— Begin Provided records —
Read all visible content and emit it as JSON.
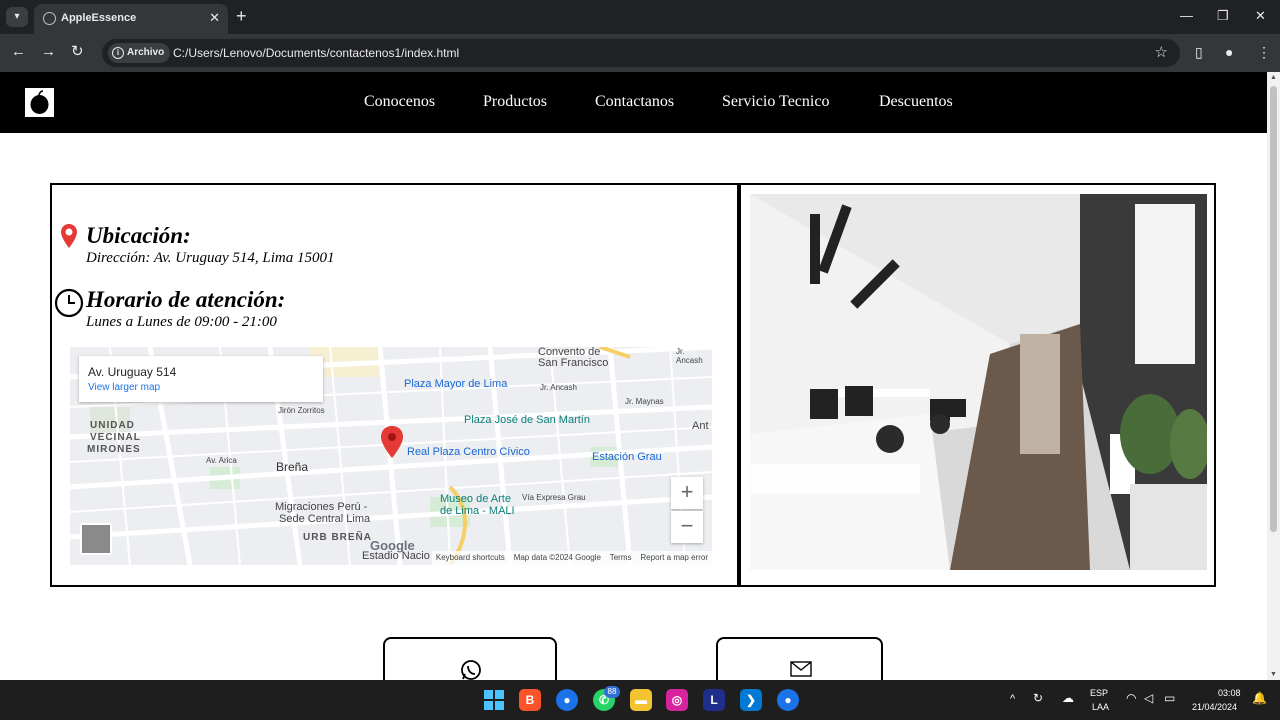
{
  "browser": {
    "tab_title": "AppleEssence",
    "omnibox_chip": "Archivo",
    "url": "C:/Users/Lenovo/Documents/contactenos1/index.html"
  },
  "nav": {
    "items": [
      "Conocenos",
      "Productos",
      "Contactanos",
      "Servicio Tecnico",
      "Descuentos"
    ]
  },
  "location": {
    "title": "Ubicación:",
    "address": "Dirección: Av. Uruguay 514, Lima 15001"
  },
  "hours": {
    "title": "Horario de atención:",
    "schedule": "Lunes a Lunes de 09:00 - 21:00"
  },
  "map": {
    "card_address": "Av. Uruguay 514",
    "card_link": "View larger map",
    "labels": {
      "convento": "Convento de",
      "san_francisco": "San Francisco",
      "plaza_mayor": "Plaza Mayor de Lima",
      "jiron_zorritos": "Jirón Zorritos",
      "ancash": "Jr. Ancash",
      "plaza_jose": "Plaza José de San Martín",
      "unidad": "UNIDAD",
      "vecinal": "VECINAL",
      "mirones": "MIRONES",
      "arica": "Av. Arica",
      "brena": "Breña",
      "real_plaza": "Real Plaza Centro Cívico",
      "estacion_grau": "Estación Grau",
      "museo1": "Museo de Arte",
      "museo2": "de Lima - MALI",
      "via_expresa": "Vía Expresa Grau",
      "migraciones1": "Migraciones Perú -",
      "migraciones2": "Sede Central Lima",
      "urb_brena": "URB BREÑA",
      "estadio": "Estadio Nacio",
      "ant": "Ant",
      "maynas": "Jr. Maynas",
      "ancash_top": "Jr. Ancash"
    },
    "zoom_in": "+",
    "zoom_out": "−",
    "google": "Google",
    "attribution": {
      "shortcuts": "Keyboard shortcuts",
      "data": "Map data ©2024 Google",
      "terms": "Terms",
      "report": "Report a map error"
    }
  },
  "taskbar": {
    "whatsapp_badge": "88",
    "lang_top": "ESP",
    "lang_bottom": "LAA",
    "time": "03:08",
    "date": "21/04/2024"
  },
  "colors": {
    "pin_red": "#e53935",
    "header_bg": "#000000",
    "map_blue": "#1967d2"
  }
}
— End Provided records —
▶ [Task prompt]: Copy out each line that contains the word "Lima".

▶ [Solved problem]:
    "address": "Dirección: Av. Uruguay 514, Lima 15001"
      "plaza_mayor": "Plaza Mayor de Lima",
      "museo2": "de Lima - MALI",
      "migraciones2": "Sede Central Lima",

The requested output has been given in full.